- _PAGE TEXT_:
I don’t think your only a step parent and only have step children if you are married. Many people never get married yet raise other people’s children for years

HopingForTheBest25 · 13/04/2025 08:04

Well, it is a legal term and a person becomes a step parent upon marriage, whether they are involved and have a good relationship with the dc or not.

Personally I think the 'feeling' and the change in how you view yourself in relation to the dc, happens when you and their parent are absolutely committed to each other and certain that you are going to go the distance. At the moment you say things might get to a permanent/married state but equally you might not. In those circumstances I wouldn't feel like a step mum, I'd feel like they were still my boyfriend's kids, but not anything to do with me in any meaningful sense (beyond being friendly etc).

Not the purpose of your thread but be careful - you have moved into his house, you aren't married, so until you are definitely legally committed make sure you keep hold of the means to move out and house yourself if it doesn't work out and don't slide into parenting/getting deeply attached to children you have no rights to see, if things go pear shaped in the future.

thestepmumspacepodcast · 14/04/2025 07:11

My personal view is that labels and names are up to the family to decide on (within reason, obvs you aren't a Stepmum if you've been dating for half an hour!)

What do you want to refer to them as? What do they want? What does your partner want?

I wouldn't worry what others say. in this role you'll find you can't please everyone so do what's right for your family unit.

xx

DaisyChain505 · 14/04/2025 16:07

I think it’s all personal preference. I have been with DP over 5 years and we’re married yet I still refer to his child as just my partners child.

DorothyStorm · 16/04/2025 19:04

Middleagedstriker · 13/04/2025 07:52

I don't think this legally makes a difference to how much maintenance should be paid. In fact it would only reduce benefit payments if either of the adults are on benefits.

If a man moves in with a single mother, he pays less maintenance.

Middleagedstriker · 17/04/2025 00:57

DorothyStorm · 16/04/2025 19:04

If a man moves in with a single mother, he pays less maintenance.

I don't think this is true. Can you find the legislation for it.

excelledyourself · 17/04/2025 01:24

Middleagedstriker · 17/04/2025 00:57

I don't think this is true. Can you find the legislation for it.

- _GIVEN RECORDS_:
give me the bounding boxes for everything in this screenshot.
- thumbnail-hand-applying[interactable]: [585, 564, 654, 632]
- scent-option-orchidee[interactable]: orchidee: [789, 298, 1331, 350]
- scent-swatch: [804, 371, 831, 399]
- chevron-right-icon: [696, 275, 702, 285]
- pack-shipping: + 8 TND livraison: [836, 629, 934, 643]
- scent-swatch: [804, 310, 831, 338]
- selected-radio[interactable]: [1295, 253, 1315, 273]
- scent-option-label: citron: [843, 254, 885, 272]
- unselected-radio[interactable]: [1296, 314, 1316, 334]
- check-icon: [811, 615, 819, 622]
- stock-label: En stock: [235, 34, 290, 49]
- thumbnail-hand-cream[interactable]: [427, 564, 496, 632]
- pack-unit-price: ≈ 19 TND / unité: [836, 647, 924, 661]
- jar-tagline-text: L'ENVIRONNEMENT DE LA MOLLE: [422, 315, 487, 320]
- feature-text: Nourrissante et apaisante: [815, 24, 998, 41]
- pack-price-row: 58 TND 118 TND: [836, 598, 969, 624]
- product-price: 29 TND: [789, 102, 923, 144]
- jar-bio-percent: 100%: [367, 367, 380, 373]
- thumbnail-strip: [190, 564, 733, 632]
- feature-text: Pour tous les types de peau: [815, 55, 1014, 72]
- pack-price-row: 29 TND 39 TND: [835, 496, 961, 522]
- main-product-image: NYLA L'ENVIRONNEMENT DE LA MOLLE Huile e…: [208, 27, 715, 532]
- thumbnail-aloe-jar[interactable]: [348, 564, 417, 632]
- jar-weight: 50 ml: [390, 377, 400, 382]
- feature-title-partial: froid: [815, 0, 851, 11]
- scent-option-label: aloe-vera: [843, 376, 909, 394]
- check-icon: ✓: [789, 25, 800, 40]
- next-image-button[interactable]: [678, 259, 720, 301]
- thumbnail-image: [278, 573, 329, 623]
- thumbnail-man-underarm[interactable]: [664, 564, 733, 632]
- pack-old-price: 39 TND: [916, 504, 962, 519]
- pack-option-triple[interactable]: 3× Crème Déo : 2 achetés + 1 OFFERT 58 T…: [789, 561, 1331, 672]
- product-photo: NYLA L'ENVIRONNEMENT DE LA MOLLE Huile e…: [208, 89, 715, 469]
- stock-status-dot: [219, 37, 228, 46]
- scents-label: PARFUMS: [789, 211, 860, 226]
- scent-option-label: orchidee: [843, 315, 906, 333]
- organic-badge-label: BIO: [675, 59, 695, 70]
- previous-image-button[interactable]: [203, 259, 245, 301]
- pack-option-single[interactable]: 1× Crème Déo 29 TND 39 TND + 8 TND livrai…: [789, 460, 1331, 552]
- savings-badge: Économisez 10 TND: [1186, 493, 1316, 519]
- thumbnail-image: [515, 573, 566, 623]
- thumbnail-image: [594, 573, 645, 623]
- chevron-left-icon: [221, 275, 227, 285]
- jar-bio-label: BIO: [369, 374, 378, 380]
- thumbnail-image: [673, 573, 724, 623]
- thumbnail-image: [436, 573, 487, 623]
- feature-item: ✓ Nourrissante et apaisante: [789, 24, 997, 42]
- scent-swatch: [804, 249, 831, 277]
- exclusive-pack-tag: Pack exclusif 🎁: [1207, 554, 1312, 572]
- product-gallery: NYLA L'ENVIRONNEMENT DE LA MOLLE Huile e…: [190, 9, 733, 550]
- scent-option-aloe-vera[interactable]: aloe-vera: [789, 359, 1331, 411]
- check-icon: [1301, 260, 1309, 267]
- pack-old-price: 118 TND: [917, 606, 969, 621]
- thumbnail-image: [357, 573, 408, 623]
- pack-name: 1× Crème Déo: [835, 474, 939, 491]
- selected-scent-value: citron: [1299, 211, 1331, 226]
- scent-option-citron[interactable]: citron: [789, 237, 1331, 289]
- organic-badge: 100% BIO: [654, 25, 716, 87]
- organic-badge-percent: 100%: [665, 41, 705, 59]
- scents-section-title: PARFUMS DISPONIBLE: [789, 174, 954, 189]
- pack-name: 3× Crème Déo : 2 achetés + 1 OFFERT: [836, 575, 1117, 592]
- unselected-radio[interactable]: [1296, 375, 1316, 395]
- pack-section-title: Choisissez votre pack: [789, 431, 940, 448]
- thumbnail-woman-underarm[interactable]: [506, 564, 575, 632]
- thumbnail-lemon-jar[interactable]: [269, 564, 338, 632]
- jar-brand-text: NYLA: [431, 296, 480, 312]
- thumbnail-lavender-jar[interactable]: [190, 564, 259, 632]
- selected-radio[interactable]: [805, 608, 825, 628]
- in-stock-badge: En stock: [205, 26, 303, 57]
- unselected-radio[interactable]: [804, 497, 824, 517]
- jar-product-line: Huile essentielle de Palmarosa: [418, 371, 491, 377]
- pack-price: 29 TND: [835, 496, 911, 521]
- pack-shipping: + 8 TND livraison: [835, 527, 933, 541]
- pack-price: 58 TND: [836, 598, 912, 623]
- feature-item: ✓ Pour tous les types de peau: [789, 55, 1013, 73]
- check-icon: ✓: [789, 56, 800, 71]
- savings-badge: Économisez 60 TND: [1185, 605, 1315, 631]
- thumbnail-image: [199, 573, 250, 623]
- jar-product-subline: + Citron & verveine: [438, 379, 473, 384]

- _PROBLEM SET_:
• A. List every distinct username that appears in the forum thread about step-parent labels, giving each one once.
• B. Pick up the forum thread about step-parent labels and keep it going from its final line.

- _ANSWERS BELOW_:
• A. HopingForTheBest25, thestepmumspacepodcast, DaisyChain505, DorothyStorm, Middleagedstriker, excelledyourself

• B.
It’s true. Run it through the CMS calculator. An NRP will get reduction in CMS payment for any other children living with them.

DorothyStorm · 18/04/2025 08:47

Middleagedstriker · 17/04/2025 00:57

I don't think this is true. Can you find the legislation for it.

If you don't think it is true, and I know it is true, why would I be the one looking it up?

It is on the government website. www.gov.uk/how-child-maintenance-is-worked-out
or run in through the cms calculator yourself.

but if the nrp moves in with a woman with children, he can claim he is supporting them and so his payments to his children’s mother then go down .

SpanThatWorld · 04/05/2025 19:03

My mum and her partner got together when I was 14. We were close, got on well, had fun together, stayed in touch long after my mum died, and I never referred to him as my stepfather. When he wrote his Will, he called to explain that he had used the term because it affected inheritance. We agreed it didn't matter; just not how we regarded one another.

When he died, I had to explain the relationship to so many people (eg funeral directors etc) I found myself using the word more and more. Legally it's who he was but it never feels like the right term for the relationship that we defined for ourselves.

Gwenhwyfar · 04/05/2025 19:32

2025willbemytime · 13/04/2025 07:32

Not until you're married. Obviously.

Well now, and obviously not obvious.
People on MN like to say this, but most of the FiL and MiL discussed here are not actually linked by law so there's quite a lot of hypocrisy.